> **GIVEN REQUEST**: Identify the lines containing the word "title". Copy each one.

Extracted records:
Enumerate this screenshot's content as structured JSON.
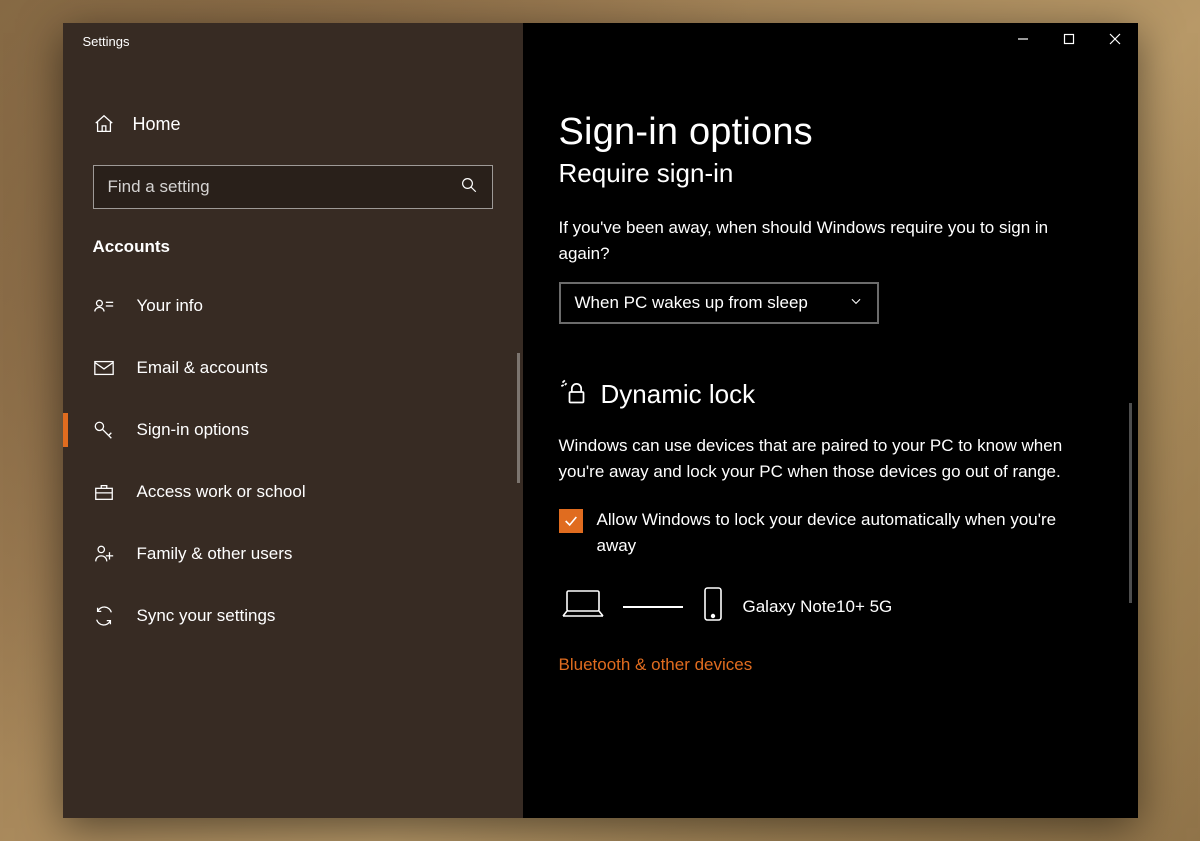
{
  "window": {
    "title": "Settings"
  },
  "sidebar": {
    "home": "Home",
    "search_placeholder": "Find a setting",
    "group": "Accounts",
    "items": [
      {
        "label": "Your info"
      },
      {
        "label": "Email & accounts"
      },
      {
        "label": "Sign-in options"
      },
      {
        "label": "Access work or school"
      },
      {
        "label": "Family & other users"
      },
      {
        "label": "Sync your settings"
      }
    ]
  },
  "main": {
    "title": "Sign-in options",
    "require": {
      "heading": "Require sign-in",
      "desc": "If you've been away, when should Windows require you to sign in again?",
      "value": "When PC wakes up from sleep"
    },
    "dynamic": {
      "heading": "Dynamic lock",
      "desc": "Windows can use devices that are paired to your PC to know when you're away and lock your PC when those devices go out of range.",
      "checkbox_label": "Allow Windows to lock your device automatically when you're away",
      "paired_device": "Galaxy Note10+ 5G",
      "link": "Bluetooth & other devices"
    }
  }
}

> **RESPONSE TO THIS TASK**:
    "title": "Settings"
    "title": "Sign-in options",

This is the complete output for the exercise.